- Exercise objective
Please rewrite this listing with every "pie-slice" changed to "pie-segment", leaving everything else unchanged.

- Data shown
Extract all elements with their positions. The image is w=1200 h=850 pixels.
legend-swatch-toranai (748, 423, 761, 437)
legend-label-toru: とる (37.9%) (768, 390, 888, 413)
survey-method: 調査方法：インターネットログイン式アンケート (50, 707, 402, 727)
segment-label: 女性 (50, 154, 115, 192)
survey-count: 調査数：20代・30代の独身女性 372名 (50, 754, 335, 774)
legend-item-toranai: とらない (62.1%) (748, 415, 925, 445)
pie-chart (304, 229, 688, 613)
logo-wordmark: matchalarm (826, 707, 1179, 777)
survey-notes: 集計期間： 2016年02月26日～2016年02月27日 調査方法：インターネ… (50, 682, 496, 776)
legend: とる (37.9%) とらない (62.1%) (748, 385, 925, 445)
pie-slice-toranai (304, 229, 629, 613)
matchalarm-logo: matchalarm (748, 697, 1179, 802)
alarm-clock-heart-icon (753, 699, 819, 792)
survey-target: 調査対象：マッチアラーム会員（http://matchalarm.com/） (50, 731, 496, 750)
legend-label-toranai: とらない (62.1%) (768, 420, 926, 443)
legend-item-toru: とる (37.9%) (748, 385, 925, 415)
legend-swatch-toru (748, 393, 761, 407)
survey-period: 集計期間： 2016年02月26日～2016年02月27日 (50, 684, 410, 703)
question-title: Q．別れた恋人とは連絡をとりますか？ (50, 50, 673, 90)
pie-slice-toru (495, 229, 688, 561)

- Expected answer
Extract all elements with their positions. The image is w=1200 h=850 pixels.
legend-swatch-toranai (748, 423, 761, 437)
legend-label-toru: とる (37.9%) (768, 390, 888, 413)
survey-method: 調査方法：インターネットログイン式アンケート (50, 707, 402, 727)
segment-label: 女性 (50, 154, 115, 192)
survey-count: 調査数：20代・30代の独身女性 372名 (50, 754, 335, 774)
legend-item-toranai: とらない (62.1%) (748, 415, 925, 445)
pie-chart (304, 229, 688, 613)
logo-wordmark: matchalarm (826, 707, 1179, 777)
survey-notes: 集計期間： 2016年02月26日～2016年02月27日 調査方法：インターネ… (50, 682, 496, 776)
legend: とる (37.9%) とらない (62.1%) (748, 385, 925, 445)
pie-segment-toranai (304, 229, 629, 613)
matchalarm-logo: matchalarm (748, 697, 1179, 802)
alarm-clock-heart-icon (753, 699, 819, 792)
survey-target: 調査対象：マッチアラーム会員（http://matchalarm.com/） (50, 731, 496, 750)
legend-label-toranai: とらない (62.1%) (768, 420, 926, 443)
legend-item-toru: とる (37.9%) (748, 385, 925, 415)
legend-swatch-toru (748, 393, 761, 407)
survey-period: 集計期間： 2016年02月26日～2016年02月27日 (50, 684, 410, 703)
question-title: Q．別れた恋人とは連絡をとりますか？ (50, 50, 673, 90)
pie-segment-toru (495, 229, 688, 561)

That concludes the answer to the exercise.